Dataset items
-=-=-=-=-

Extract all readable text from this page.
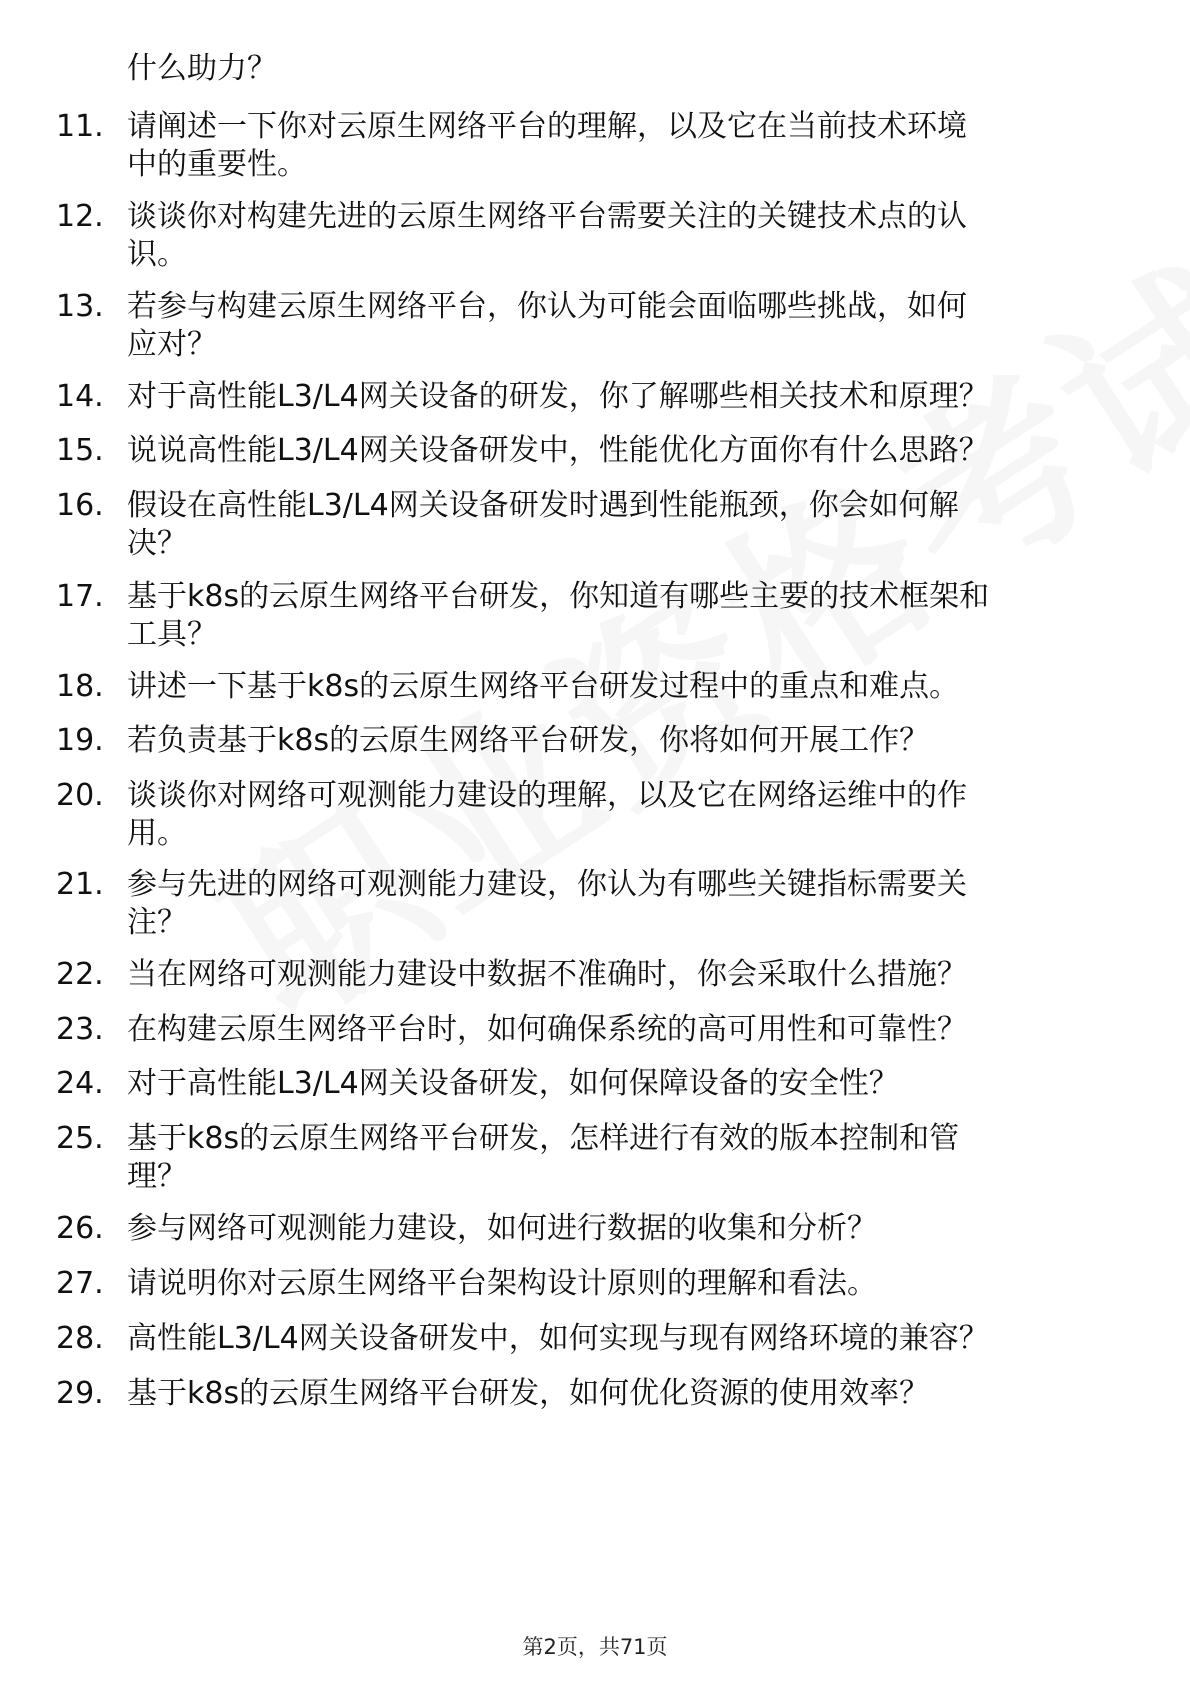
什么助力？
11. 请阐述一下你对云原生网络平台的理解，以及它在当前技术环境
中的重要性。
12. 谈谈你对构建先进的云原生网络平台需要关注的关键技术点的认
识。
13. 若参与构建云原生网络平台，你认为可能会面临哪些挑战，如何
应对？
14. 对于高性能L3/L4网关设备的研发，你了解哪些相关技术和原理？
15. 说说高性能L3/L4网关设备研发中，性能优化方面你有什么思路？
16. 假设在高性能L3/L4网关设备研发时遇到性能瓶颈，你会如何解
决？
17. 基于k8s的云原生网络平台研发，你知道有哪些主要的技术框架和
工具？
18. 讲述一下基于k8s的云原生网络平台研发过程中的重点和难点。
19. 若负责基于k8s的云原生网络平台研发，你将如何开展工作？
20. 谈谈你对网络可观测能力建设的理解，以及它在网络运维中的作
用。
21. 参与先进的网络可观测能力建设，你认为有哪些关键指标需要关
注？
22. 当在网络可观测能力建设中数据不准确时，你会采取什么措施？
23. 在构建云原生网络平台时，如何确保系统的高可用性和可靠性？
24. 对于高性能L3/L4网关设备研发，如何保障设备的安全性？
25. 基于k8s的云原生网络平台研发，怎样进行有效的版本控制和管
理？
26. 参与网络可观测能力建设，如何进行数据的收集和分析？
27. 请说明你对云原生网络平台架构设计原则的理解和看法。
28. 高性能L3/L4网关设备研发中，如何实现与现有网络环境的兼容？
29. 基于k8s的云原生网络平台研发，如何优化资源的使用效率？
第2页，共71页
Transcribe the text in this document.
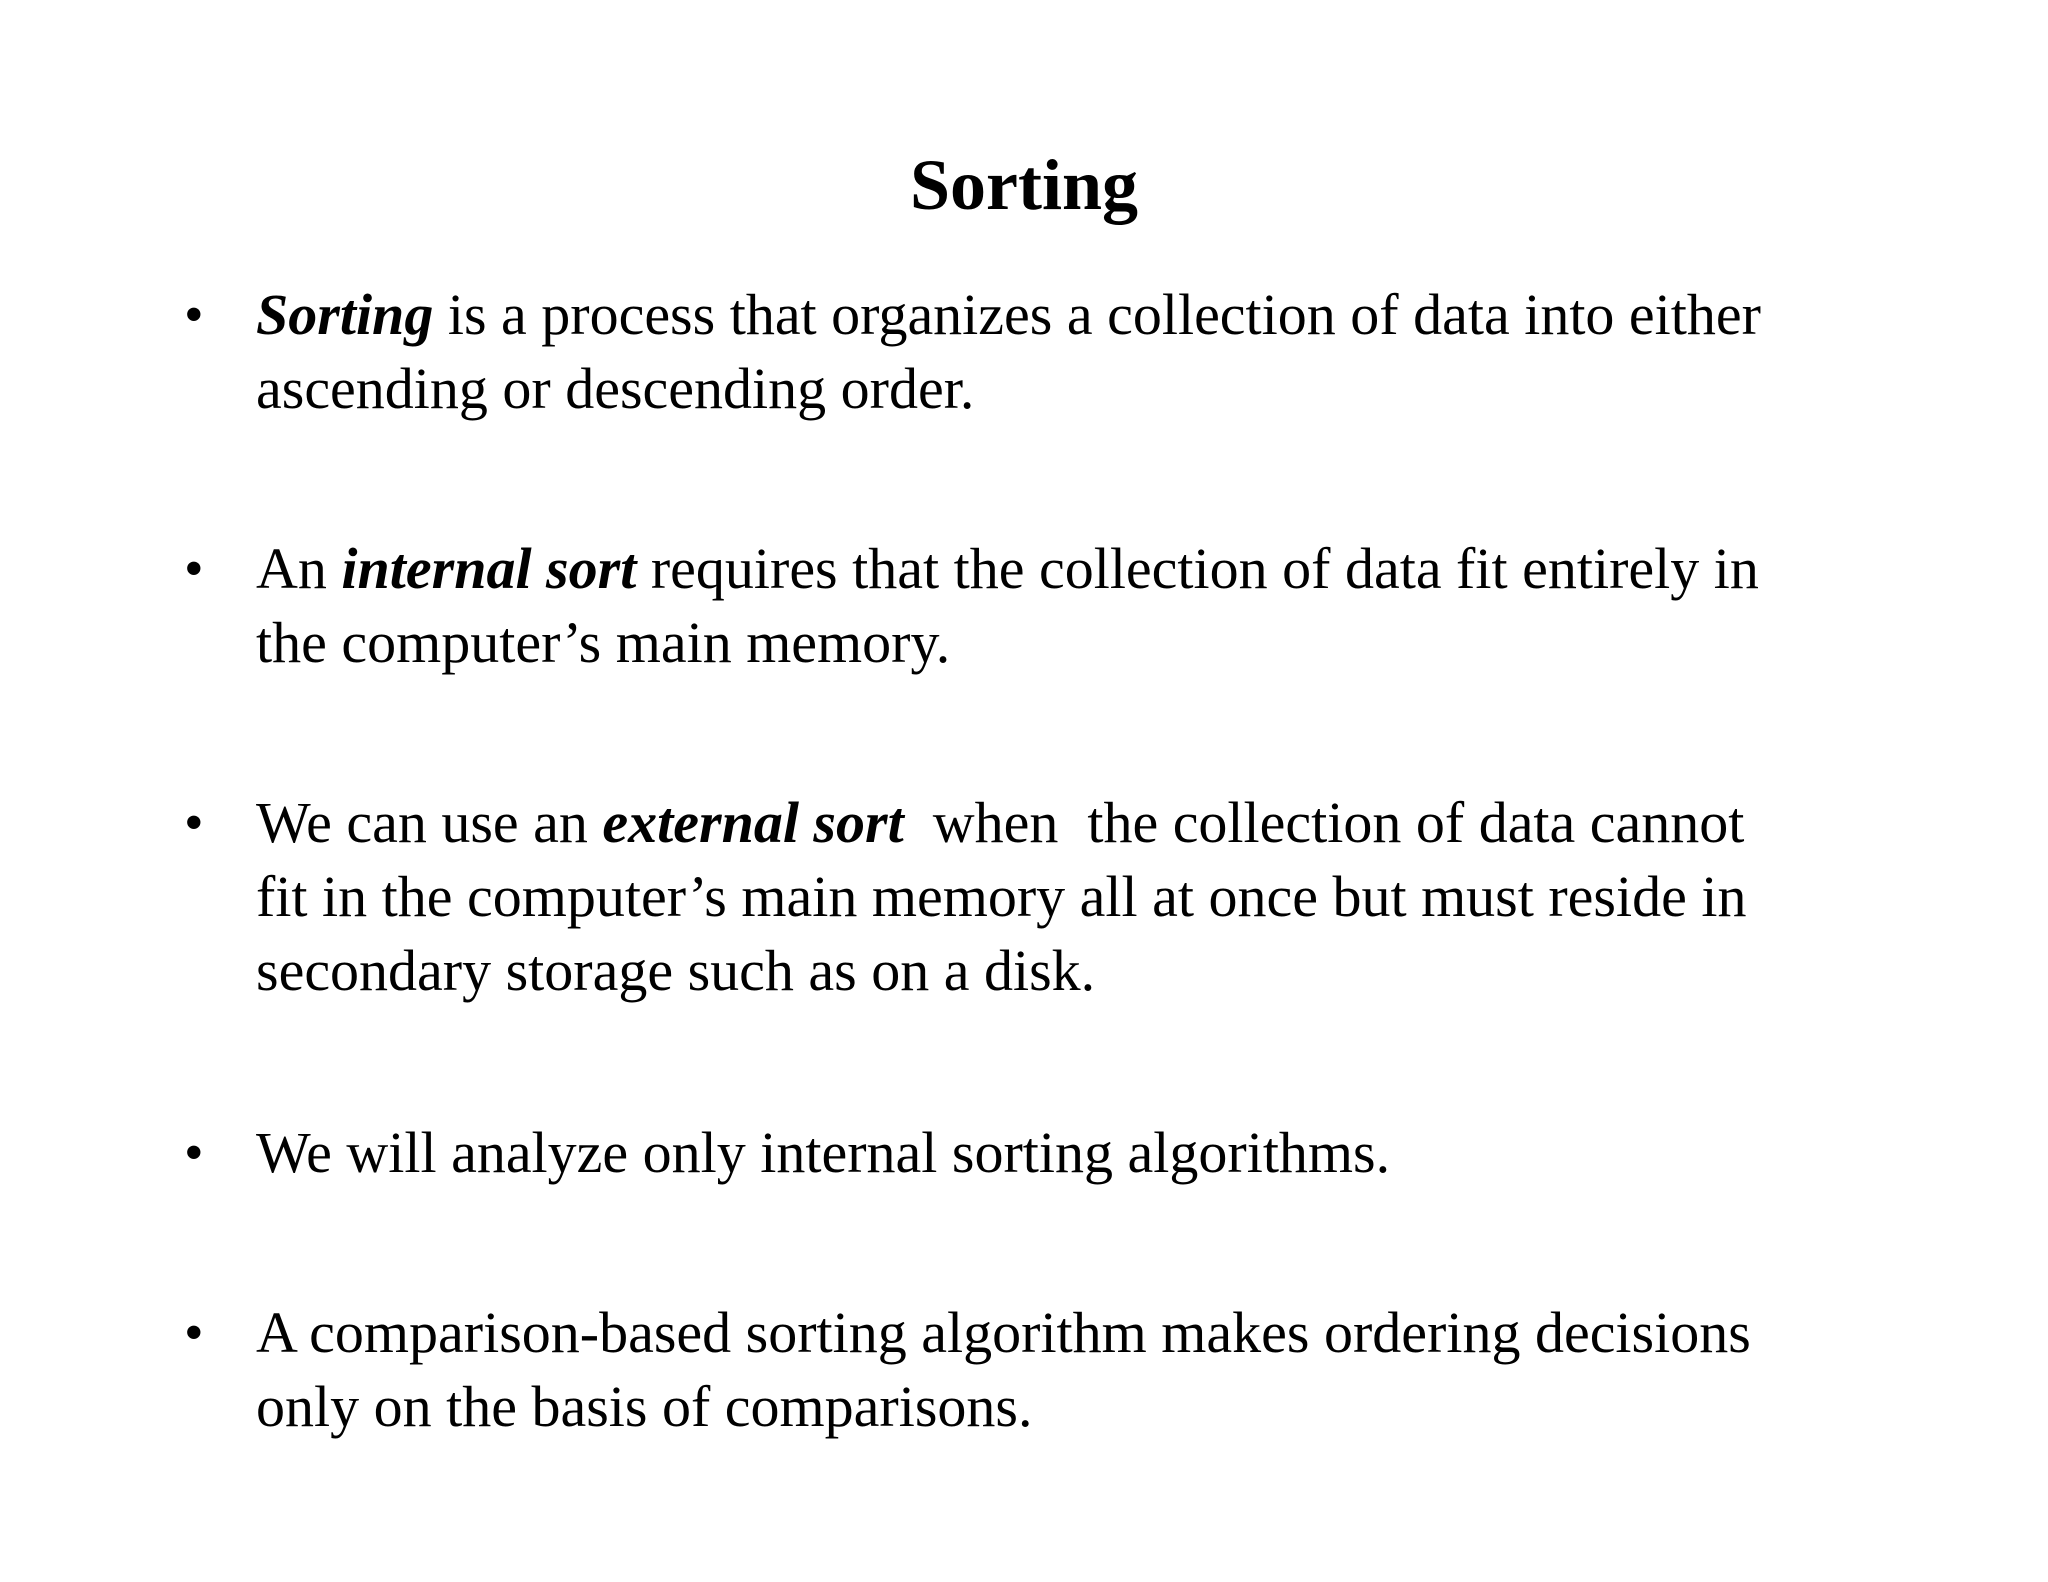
Sorting
• Sorting is a process that organizes a collection of data into either
ascending or descending order.
• An internal sort requires that the collection of data fit entirely in
the computer’s main memory.
• We can use an external sort  when  the collection of data cannot
fit in the computer’s main memory all at once but must reside in
secondary storage such as on a disk.
• We will analyze only internal sorting algorithms.
• A comparison-based sorting algorithm makes ordering decisions
only on the basis of comparisons.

-=-=-=-=-

WHAT THE TASK REQUIRES >> Except for the pictures, copy the material above exactly.

SOLUTION TO THIS EXERCISE >>
Extract all readable text from this page.
什么助力？
11. 请阐述一下你对云原生网络平台的理解，以及它在当前技术环境
中的重要性。
12. 谈谈你对构建先进的云原生网络平台需要关注的关键技术点的认
识。
13. 若参与构建云原生网络平台，你认为可能会面临哪些挑战，如何
应对？
14. 对于高性能L3/L4网关设备的研发，你了解哪些相关技术和原理？
15. 说说高性能L3/L4网关设备研发中，性能优化方面你有什么思路？
16. 假设在高性能L3/L4网关设备研发时遇到性能瓶颈，你会如何解
决？
17. 基于k8s的云原生网络平台研发，你知道有哪些主要的技术框架和
工具？
18. 讲述一下基于k8s的云原生网络平台研发过程中的重点和难点。
19. 若负责基于k8s的云原生网络平台研发，你将如何开展工作？
20. 谈谈你对网络可观测能力建设的理解，以及它在网络运维中的作
用。
21. 参与先进的网络可观测能力建设，你认为有哪些关键指标需要关
注？
22. 当在网络可观测能力建设中数据不准确时，你会采取什么措施？
23. 在构建云原生网络平台时，如何确保系统的高可用性和可靠性？
24. 对于高性能L3/L4网关设备研发，如何保障设备的安全性？
25. 基于k8s的云原生网络平台研发，怎样进行有效的版本控制和管
理？
26. 参与网络可观测能力建设，如何进行数据的收集和分析？
27. 请说明你对云原生网络平台架构设计原则的理解和看法。
28. 高性能L3/L4网关设备研发中，如何实现与现有网络环境的兼容？
29. 基于k8s的云原生网络平台研发，如何优化资源的使用效率？
第2页，共71页
Transcribe the text in this document.
Sorting
• Sorting is a process that organizes a collection of data into either
ascending or descending order.
• An internal sort requires that the collection of data fit entirely in
the computer’s main memory.
• We can use an external sort  when  the collection of data cannot
fit in the computer’s main memory all at once but must reside in
secondary storage such as on a disk.
• We will analyze only internal sorting algorithms.
• A comparison-based sorting algorithm makes ordering decisions
only on the basis of comparisons.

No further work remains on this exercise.